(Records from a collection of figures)
════════════════

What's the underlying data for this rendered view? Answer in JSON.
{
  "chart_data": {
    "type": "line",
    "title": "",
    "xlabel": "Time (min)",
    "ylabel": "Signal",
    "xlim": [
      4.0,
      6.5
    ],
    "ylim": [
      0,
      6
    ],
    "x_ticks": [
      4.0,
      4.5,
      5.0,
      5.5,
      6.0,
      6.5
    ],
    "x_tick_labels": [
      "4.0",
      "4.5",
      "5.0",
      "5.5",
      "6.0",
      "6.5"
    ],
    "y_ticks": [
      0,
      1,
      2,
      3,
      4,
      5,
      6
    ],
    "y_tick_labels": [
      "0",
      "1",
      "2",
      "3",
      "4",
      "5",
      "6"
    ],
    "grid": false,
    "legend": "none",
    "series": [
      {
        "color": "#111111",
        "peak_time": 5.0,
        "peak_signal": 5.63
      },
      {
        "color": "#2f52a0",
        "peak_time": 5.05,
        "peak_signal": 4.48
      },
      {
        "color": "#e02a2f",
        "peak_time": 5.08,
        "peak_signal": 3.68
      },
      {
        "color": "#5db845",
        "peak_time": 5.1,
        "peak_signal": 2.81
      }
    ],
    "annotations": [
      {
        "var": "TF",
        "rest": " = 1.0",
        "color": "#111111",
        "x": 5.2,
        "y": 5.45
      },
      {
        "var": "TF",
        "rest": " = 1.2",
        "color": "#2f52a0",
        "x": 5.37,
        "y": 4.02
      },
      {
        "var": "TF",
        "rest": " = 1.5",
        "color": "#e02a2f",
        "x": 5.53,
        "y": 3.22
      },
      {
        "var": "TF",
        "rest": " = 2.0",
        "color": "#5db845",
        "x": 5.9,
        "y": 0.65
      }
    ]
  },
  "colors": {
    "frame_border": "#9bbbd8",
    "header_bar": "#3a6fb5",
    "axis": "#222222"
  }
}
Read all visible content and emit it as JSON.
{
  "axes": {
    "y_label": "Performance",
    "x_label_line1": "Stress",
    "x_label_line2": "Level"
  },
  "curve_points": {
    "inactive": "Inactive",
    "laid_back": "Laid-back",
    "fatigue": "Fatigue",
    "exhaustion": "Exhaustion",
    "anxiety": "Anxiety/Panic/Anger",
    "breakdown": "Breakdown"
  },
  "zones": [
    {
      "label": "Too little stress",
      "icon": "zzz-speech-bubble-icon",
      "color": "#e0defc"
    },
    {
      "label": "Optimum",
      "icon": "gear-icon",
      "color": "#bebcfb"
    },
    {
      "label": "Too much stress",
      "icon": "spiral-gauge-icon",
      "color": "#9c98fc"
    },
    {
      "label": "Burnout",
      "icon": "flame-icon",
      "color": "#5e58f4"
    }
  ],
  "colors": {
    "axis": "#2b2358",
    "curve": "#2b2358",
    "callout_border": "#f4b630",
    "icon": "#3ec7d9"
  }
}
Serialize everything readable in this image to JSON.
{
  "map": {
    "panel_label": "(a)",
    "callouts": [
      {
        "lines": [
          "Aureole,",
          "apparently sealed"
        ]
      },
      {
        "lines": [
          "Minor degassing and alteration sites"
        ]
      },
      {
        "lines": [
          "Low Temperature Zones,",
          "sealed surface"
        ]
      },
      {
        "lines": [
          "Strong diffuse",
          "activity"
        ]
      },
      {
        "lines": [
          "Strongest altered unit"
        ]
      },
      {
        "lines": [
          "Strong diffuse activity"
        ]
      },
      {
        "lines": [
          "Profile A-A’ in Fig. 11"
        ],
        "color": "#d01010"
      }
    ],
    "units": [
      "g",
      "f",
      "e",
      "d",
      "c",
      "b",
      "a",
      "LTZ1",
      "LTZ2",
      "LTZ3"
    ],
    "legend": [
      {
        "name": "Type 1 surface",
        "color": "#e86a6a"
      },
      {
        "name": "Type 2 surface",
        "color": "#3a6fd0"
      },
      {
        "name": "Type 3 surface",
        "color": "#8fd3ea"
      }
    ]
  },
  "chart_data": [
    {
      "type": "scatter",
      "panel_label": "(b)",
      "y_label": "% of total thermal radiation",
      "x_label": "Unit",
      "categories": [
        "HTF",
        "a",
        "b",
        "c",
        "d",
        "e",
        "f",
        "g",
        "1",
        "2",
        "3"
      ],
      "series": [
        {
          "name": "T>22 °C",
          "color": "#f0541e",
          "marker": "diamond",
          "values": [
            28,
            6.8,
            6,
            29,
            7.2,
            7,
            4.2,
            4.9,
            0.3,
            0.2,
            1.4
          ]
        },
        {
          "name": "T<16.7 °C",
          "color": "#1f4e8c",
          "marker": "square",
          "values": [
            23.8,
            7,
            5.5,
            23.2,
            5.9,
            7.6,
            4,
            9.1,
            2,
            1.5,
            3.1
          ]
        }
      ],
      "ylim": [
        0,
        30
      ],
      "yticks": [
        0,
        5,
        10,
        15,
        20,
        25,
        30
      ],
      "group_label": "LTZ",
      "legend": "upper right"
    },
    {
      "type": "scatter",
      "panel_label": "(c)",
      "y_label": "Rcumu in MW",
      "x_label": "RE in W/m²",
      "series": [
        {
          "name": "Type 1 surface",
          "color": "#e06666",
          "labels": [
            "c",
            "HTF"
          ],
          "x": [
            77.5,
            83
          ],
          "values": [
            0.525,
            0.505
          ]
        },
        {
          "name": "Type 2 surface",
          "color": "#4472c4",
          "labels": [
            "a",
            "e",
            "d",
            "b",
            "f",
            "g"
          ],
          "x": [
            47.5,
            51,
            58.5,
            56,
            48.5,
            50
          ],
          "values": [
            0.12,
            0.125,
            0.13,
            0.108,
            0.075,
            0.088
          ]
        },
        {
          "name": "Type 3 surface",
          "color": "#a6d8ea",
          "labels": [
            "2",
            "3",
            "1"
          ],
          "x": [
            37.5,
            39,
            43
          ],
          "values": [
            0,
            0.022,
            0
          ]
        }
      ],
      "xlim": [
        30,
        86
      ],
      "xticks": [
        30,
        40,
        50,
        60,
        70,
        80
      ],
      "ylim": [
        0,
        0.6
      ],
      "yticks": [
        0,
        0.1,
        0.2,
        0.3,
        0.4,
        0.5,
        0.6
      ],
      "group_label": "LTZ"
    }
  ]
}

════════════════

Written exercise: Print the listing above in full, exactly as it is.

Exercise result:
What's the underlying data for this rendered view? Answer in JSON.
{
  "chart_data": {
    "type": "line",
    "title": "",
    "xlabel": "Time (min)",
    "ylabel": "Signal",
    "xlim": [
      4.0,
      6.5
    ],
    "ylim": [
      0,
      6
    ],
    "x_ticks": [
      4.0,
      4.5,
      5.0,
      5.5,
      6.0,
      6.5
    ],
    "x_tick_labels": [
      "4.0",
      "4.5",
      "5.0",
      "5.5",
      "6.0",
      "6.5"
    ],
    "y_ticks": [
      0,
      1,
      2,
      3,
      4,
      5,
      6
    ],
    "y_tick_labels": [
      "0",
      "1",
      "2",
      "3",
      "4",
      "5",
      "6"
    ],
    "grid": false,
    "legend": "none",
    "series": [
      {
        "color": "#111111",
        "peak_time": 5.0,
        "peak_signal": 5.63
      },
      {
        "color": "#2f52a0",
        "peak_time": 5.05,
        "peak_signal": 4.48
      },
      {
        "color": "#e02a2f",
        "peak_time": 5.08,
        "peak_signal": 3.68
      },
      {
        "color": "#5db845",
        "peak_time": 5.1,
        "peak_signal": 2.81
      }
    ],
    "annotations": [
      {
        "var": "TF",
        "rest": " = 1.0",
        "color": "#111111",
        "x": 5.2,
        "y": 5.45
      },
      {
        "var": "TF",
        "rest": " = 1.2",
        "color": "#2f52a0",
        "x": 5.37,
        "y": 4.02
      },
      {
        "var": "TF",
        "rest": " = 1.5",
        "color": "#e02a2f",
        "x": 5.53,
        "y": 3.22
      },
      {
        "var": "TF",
        "rest": " = 2.0",
        "color": "#5db845",
        "x": 5.9,
        "y": 0.65
      }
    ]
  },
  "colors": {
    "frame_border": "#9bbbd8",
    "header_bar": "#3a6fb5",
    "axis": "#222222"
  }
}
Read all visible content and emit it as JSON.
{
  "axes": {
    "y_label": "Performance",
    "x_label_line1": "Stress",
    "x_label_line2": "Level"
  },
  "curve_points": {
    "inactive": "Inactive",
    "laid_back": "Laid-back",
    "fatigue": "Fatigue",
    "exhaustion": "Exhaustion",
    "anxiety": "Anxiety/Panic/Anger",
    "breakdown": "Breakdown"
  },
  "zones": [
    {
      "label": "Too little stress",
      "icon": "zzz-speech-bubble-icon",
      "color": "#e0defc"
    },
    {
      "label": "Optimum",
      "icon": "gear-icon",
      "color": "#bebcfb"
    },
    {
      "label": "Too much stress",
      "icon": "spiral-gauge-icon",
      "color": "#9c98fc"
    },
    {
      "label": "Burnout",
      "icon": "flame-icon",
      "color": "#5e58f4"
    }
  ],
  "colors": {
    "axis": "#2b2358",
    "curve": "#2b2358",
    "callout_border": "#f4b630",
    "icon": "#3ec7d9"
  }
}
Serialize everything readable in this image to JSON.
{
  "map": {
    "panel_label": "(a)",
    "callouts": [
      {
        "lines": [
          "Aureole,",
          "apparently sealed"
        ]
      },
      {
        "lines": [
          "Minor degassing and alteration sites"
        ]
      },
      {
        "lines": [
          "Low Temperature Zones,",
          "sealed surface"
        ]
      },
      {
        "lines": [
          "Strong diffuse",
          "activity"
        ]
      },
      {
        "lines": [
          "Strongest altered unit"
        ]
      },
      {
        "lines": [
          "Strong diffuse activity"
        ]
      },
      {
        "lines": [
          "Profile A-A’ in Fig. 11"
        ],
        "color": "#d01010"
      }
    ],
    "units": [
      "g",
      "f",
      "e",
      "d",
      "c",
      "b",
      "a",
      "LTZ1",
      "LTZ2",
      "LTZ3"
    ],
    "legend": [
      {
        "name": "Type 1 surface",
        "color": "#e86a6a"
      },
      {
        "name": "Type 2 surface",
        "color": "#3a6fd0"
      },
      {
        "name": "Type 3 surface",
        "color": "#8fd3ea"
      }
    ]
  },
  "chart_data": [
    {
      "type": "scatter",
      "panel_label": "(b)",
      "y_label": "% of total thermal radiation",
      "x_label": "Unit",
      "categories": [
        "HTF",
        "a",
        "b",
        "c",
        "d",
        "e",
        "f",
        "g",
        "1",
        "2",
        "3"
      ],
      "series": [
        {
          "name": "T>22 °C",
          "color": "#f0541e",
          "marker": "diamond",
          "values": [
            28,
            6.8,
            6,
            29,
            7.2,
            7,
            4.2,
            4.9,
            0.3,
            0.2,
            1.4
          ]
        },
        {
          "name": "T<16.7 °C",
          "color": "#1f4e8c",
          "marker": "square",
          "values": [
            23.8,
            7,
            5.5,
            23.2,
            5.9,
            7.6,
            4,
            9.1,
            2,
            1.5,
            3.1
          ]
        }
      ],
      "ylim": [
        0,
        30
      ],
      "yticks": [
        0,
        5,
        10,
        15,
        20,
        25,
        30
      ],
      "group_label": "LTZ",
      "legend": "upper right"
    },
    {
      "type": "scatter",
      "panel_label": "(c)",
      "y_label": "Rcumu in MW",
      "x_label": "RE in W/m²",
      "series": [
        {
          "name": "Type 1 surface",
          "color": "#e06666",
          "labels": [
            "c",
            "HTF"
          ],
          "x": [
            77.5,
            83
          ],
          "values": [
            0.525,
            0.505
          ]
        },
        {
          "name": "Type 2 surface",
          "color": "#4472c4",
          "labels": [
            "a",
            "e",
            "d",
            "b",
            "f",
            "g"
          ],
          "x": [
            47.5,
            51,
            58.5,
            56,
            48.5,
            50
          ],
          "values": [
            0.12,
            0.125,
            0.13,
            0.108,
            0.075,
            0.088
          ]
        },
        {
          "name": "Type 3 surface",
          "color": "#a6d8ea",
          "labels": [
            "2",
            "3",
            "1"
          ],
          "x": [
            37.5,
            39,
            43
          ],
          "values": [
            0,
            0.022,
            0
          ]
        }
      ],
      "xlim": [
        30,
        86
      ],
      "xticks": [
        30,
        40,
        50,
        60,
        70,
        80
      ],
      "ylim": [
        0,
        0.6
      ],
      "yticks": [
        0,
        0.1,
        0.2,
        0.3,
        0.4,
        0.5,
        0.6
      ],
      "group_label": "LTZ"
    }
  ]
}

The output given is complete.